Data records
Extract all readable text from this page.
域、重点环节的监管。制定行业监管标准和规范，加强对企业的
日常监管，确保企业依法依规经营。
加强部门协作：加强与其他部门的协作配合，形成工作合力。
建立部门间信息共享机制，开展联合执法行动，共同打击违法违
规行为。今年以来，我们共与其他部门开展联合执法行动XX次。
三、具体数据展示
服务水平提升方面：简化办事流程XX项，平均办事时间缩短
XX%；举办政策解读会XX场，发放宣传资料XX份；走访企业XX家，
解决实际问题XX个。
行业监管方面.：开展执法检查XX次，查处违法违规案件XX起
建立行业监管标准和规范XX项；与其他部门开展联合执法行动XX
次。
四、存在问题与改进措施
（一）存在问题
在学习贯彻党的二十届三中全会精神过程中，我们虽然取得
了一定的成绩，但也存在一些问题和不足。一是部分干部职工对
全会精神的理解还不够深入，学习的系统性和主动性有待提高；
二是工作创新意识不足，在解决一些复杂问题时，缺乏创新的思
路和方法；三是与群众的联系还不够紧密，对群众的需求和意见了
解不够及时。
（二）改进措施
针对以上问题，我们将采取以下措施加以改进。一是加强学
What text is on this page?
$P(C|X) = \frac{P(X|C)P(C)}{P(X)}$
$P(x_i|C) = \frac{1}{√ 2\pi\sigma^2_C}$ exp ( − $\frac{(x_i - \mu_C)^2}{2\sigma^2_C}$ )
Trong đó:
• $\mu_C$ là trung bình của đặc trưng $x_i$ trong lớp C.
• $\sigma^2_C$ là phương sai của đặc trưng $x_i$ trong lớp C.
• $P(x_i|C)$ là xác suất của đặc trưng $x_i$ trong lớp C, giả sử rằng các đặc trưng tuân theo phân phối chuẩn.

[Exercise task] Please reproduce all of the entries exactly as they stand.

[Answer to this problem]
Extract all readable text from this page.
域、重点环节的监管。制定行业监管标准和规范，加强对企业的
日常监管，确保企业依法依规经营。
加强部门协作：加强与其他部门的协作配合，形成工作合力。
建立部门间信息共享机制，开展联合执法行动，共同打击违法违
规行为。今年以来，我们共与其他部门开展联合执法行动XX次。
三、具体数据展示
服务水平提升方面：简化办事流程XX项，平均办事时间缩短
XX%；举办政策解读会XX场，发放宣传资料XX份；走访企业XX家，
解决实际问题XX个。
行业监管方面.：开展执法检查XX次，查处违法违规案件XX起
建立行业监管标准和规范XX项；与其他部门开展联合执法行动XX
次。
四、存在问题与改进措施
（一）存在问题
在学习贯彻党的二十届三中全会精神过程中，我们虽然取得
了一定的成绩，但也存在一些问题和不足。一是部分干部职工对
全会精神的理解还不够深入，学习的系统性和主动性有待提高；
二是工作创新意识不足，在解决一些复杂问题时，缺乏创新的思
路和方法；三是与群众的联系还不够紧密，对群众的需求和意见了
解不够及时。
（二）改进措施
针对以上问题，我们将采取以下措施加以改进。一是加强学
What text is on this page?
$P(C|X) = \frac{P(X|C)P(C)}{P(X)}$
$P(x_i|C) = \frac{1}{√ 2\pi\sigma^2_C}$ exp ( − $\frac{(x_i - \mu_C)^2}{2\sigma^2_C}$ )
Trong đó:
• $\mu_C$ là trung bình của đặc trưng $x_i$ trong lớp C.
• $\sigma^2_C$ là phương sai của đặc trưng $x_i$ trong lớp C.
• $P(x_i|C)$ là xác suất của đặc trưng $x_i$ trong lớp C, giả sử rằng các đặc trưng tuân theo phân phối chuẩn.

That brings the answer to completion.